::: EXERCISE INPUTS
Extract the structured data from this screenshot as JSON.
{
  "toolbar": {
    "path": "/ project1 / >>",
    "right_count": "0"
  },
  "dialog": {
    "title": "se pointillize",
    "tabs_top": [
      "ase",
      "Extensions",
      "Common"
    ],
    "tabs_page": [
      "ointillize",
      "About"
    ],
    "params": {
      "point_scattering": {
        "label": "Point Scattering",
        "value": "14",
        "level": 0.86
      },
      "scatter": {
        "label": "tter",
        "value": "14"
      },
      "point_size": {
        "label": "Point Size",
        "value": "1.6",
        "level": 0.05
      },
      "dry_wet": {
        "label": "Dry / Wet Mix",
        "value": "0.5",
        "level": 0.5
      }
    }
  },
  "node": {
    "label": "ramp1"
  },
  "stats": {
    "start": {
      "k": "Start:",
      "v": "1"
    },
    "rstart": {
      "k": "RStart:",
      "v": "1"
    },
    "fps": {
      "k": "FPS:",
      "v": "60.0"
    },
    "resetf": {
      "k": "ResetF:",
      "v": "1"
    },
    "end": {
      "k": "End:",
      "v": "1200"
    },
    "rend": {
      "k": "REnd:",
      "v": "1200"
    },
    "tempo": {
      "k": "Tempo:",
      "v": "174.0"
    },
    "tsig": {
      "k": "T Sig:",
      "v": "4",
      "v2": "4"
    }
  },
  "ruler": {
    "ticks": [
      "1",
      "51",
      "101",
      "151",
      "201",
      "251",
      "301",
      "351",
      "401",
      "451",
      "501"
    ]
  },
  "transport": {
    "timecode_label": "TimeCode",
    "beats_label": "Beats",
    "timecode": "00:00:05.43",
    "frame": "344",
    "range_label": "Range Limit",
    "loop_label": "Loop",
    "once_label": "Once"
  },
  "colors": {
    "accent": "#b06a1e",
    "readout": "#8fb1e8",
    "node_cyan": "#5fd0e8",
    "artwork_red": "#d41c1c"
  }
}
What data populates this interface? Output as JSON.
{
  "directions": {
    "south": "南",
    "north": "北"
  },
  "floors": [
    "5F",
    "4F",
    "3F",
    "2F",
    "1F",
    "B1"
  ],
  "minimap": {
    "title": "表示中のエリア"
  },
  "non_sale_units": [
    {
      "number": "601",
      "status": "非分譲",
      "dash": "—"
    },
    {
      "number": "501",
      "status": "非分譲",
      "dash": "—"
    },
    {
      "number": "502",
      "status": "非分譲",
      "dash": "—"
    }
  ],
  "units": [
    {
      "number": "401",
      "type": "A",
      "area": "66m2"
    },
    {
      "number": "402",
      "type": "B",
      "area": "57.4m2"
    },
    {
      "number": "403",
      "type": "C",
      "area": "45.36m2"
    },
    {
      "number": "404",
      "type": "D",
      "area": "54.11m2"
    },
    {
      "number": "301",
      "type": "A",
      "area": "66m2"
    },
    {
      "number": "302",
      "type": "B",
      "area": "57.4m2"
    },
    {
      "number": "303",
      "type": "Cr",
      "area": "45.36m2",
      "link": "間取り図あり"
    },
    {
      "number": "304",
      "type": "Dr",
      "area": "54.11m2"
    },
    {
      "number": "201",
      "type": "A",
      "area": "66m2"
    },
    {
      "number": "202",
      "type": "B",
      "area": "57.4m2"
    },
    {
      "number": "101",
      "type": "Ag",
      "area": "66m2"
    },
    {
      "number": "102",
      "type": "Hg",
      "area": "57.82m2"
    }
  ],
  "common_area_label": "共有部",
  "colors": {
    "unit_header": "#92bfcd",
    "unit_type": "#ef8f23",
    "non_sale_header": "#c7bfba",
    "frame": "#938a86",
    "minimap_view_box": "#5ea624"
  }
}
::::::
- **EXERCISE BRIEF**
Exactly and only the lines from the line containing "What data populates" through the last line of the entries should be copied, both ends included.

- **ANSWER TO THIS PROBLEM**
What data populates this interface? Output as JSON.
{
  "directions": {
    "south": "南",
    "north": "北"
  },
  "floors": [
    "5F",
    "4F",
    "3F",
    "2F",
    "1F",
    "B1"
  ],
  "minimap": {
    "title": "表示中のエリア"
  },
  "non_sale_units": [
    {
      "number": "601",
      "status": "非分譲",
      "dash": "—"
    },
    {
      "number": "501",
      "status": "非分譲",
      "dash": "—"
    },
    {
      "number": "502",
      "status": "非分譲",
      "dash": "—"
    }
  ],
  "units": [
    {
      "number": "401",
      "type": "A",
      "area": "66m2"
    },
    {
      "number": "402",
      "type": "B",
      "area": "57.4m2"
    },
    {
      "number": "403",
      "type": "C",
      "area": "45.36m2"
    },
    {
      "number": "404",
      "type": "D",
      "area": "54.11m2"
    },
    {
      "number": "301",
      "type": "A",
      "area": "66m2"
    },
    {
      "number": "302",
      "type": "B",
      "area": "57.4m2"
    },
    {
      "number": "303",
      "type": "Cr",
      "area": "45.36m2",
      "link": "間取り図あり"
    },
    {
      "number": "304",
      "type": "Dr",
      "area": "54.11m2"
    },
    {
      "number": "201",
      "type": "A",
      "area": "66m2"
    },
    {
      "number": "202",
      "type": "B",
      "area": "57.4m2"
    },
    {
      "number": "101",
      "type": "Ag",
      "area": "66m2"
    },
    {
      "number": "102",
      "type": "Hg",
      "area": "57.82m2"
    }
  ],
  "common_area_label": "共有部",
  "colors": {
    "unit_header": "#92bfcd",
    "unit_type": "#ef8f23",
    "non_sale_header": "#c7bfba",
    "frame": "#938a86",
    "minimap_view_box": "#5ea624"
  }
}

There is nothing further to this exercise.